**WORKING DATA:**
-- start --

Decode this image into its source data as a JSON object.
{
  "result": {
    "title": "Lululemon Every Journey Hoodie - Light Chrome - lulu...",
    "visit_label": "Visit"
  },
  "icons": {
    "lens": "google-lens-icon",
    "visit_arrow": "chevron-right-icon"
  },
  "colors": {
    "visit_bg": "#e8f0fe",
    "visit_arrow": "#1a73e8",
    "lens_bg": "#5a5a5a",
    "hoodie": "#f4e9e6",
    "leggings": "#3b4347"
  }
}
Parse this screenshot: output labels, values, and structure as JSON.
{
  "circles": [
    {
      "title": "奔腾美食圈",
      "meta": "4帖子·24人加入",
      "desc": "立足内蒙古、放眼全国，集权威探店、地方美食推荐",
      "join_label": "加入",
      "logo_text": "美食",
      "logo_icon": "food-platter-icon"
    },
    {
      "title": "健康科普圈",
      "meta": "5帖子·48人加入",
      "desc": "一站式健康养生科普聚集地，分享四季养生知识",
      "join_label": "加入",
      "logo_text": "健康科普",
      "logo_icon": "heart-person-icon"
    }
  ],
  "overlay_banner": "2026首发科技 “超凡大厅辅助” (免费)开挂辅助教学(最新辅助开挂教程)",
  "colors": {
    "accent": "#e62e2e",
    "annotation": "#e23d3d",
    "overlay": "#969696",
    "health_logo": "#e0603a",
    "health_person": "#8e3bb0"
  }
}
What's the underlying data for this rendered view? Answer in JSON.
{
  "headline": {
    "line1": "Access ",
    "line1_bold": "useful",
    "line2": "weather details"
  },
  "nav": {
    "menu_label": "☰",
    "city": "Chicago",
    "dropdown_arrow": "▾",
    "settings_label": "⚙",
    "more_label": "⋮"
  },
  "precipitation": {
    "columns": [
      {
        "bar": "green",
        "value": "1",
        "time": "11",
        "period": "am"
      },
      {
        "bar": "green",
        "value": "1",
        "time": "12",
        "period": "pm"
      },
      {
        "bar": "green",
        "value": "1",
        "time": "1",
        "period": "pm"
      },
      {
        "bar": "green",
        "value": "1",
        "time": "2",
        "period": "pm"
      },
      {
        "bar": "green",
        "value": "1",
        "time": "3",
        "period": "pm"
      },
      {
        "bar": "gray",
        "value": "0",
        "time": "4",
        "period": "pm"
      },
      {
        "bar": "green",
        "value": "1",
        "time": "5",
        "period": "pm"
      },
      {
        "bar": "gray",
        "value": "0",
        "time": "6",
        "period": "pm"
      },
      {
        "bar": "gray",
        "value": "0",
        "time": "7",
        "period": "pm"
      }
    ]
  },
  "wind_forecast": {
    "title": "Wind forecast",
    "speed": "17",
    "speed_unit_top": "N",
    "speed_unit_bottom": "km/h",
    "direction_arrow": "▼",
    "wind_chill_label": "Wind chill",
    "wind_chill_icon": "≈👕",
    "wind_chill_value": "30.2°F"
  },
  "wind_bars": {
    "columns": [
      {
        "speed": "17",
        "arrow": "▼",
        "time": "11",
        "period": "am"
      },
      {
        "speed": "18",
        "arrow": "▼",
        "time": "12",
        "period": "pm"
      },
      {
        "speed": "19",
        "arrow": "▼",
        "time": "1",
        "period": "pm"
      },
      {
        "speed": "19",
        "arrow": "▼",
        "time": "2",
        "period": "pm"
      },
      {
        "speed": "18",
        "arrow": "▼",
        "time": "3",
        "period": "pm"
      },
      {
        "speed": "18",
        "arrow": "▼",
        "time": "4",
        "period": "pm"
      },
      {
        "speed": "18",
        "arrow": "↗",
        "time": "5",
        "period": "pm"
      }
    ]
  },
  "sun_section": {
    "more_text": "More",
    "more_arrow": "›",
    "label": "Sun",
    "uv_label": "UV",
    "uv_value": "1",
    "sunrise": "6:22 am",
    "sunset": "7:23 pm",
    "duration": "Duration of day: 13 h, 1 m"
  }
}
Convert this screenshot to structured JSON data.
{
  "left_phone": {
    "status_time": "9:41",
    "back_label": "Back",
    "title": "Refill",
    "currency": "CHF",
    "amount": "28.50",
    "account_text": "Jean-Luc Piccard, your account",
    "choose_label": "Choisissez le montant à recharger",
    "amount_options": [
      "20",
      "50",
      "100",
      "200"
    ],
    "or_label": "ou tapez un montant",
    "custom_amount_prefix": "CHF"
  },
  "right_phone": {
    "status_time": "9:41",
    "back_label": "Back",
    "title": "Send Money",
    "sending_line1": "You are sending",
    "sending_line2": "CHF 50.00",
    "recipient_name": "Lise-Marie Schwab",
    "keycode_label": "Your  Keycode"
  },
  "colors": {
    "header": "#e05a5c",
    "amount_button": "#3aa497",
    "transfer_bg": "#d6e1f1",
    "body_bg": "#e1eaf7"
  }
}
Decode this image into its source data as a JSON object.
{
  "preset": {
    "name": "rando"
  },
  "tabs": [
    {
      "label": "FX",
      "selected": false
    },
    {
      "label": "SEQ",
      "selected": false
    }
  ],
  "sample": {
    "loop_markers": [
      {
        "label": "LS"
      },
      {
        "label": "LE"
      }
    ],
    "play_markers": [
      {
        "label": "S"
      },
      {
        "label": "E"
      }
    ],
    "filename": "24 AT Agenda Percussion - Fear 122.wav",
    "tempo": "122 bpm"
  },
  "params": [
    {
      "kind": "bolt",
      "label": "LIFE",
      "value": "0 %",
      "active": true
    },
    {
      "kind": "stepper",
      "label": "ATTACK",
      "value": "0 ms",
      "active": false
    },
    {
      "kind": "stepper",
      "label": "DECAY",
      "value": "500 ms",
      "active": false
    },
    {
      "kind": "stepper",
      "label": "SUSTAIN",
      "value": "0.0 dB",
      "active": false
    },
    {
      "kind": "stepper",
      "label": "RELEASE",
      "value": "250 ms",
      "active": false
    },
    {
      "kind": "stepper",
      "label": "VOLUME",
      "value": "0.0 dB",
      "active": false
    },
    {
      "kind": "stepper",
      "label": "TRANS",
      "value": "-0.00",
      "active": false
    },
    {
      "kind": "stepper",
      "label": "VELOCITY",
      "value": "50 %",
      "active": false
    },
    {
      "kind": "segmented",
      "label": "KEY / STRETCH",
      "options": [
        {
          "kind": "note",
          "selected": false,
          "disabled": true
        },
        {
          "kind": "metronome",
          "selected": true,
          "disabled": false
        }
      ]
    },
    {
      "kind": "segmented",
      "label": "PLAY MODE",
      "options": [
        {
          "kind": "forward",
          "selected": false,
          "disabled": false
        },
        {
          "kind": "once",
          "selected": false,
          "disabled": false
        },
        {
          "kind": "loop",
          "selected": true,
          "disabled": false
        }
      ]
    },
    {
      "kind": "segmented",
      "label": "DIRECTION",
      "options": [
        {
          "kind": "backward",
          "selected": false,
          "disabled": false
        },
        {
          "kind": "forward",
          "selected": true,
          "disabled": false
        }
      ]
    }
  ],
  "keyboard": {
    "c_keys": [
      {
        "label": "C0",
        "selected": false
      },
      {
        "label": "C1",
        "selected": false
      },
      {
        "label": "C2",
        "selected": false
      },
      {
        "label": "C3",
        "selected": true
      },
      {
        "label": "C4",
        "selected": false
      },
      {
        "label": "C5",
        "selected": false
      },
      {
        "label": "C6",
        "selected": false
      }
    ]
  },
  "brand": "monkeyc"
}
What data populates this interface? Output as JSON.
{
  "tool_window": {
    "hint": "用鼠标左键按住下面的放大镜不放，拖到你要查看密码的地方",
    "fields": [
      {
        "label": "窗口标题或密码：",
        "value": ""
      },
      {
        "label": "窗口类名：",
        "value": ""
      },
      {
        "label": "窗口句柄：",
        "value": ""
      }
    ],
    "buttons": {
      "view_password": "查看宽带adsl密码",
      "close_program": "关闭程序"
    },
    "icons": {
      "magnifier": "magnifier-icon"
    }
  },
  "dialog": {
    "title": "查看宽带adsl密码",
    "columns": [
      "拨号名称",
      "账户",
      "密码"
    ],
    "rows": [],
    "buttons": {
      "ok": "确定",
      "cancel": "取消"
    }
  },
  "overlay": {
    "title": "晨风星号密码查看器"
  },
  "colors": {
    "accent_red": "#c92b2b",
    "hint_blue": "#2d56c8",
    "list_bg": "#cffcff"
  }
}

-- end --

**WRITTEN REQUEST:**
Copy every line above that holds the word "查看宽带adsl密码".

**IN RESPONSE:**
      "view_password": "查看宽带adsl密码",
    "title": "查看宽带adsl密码",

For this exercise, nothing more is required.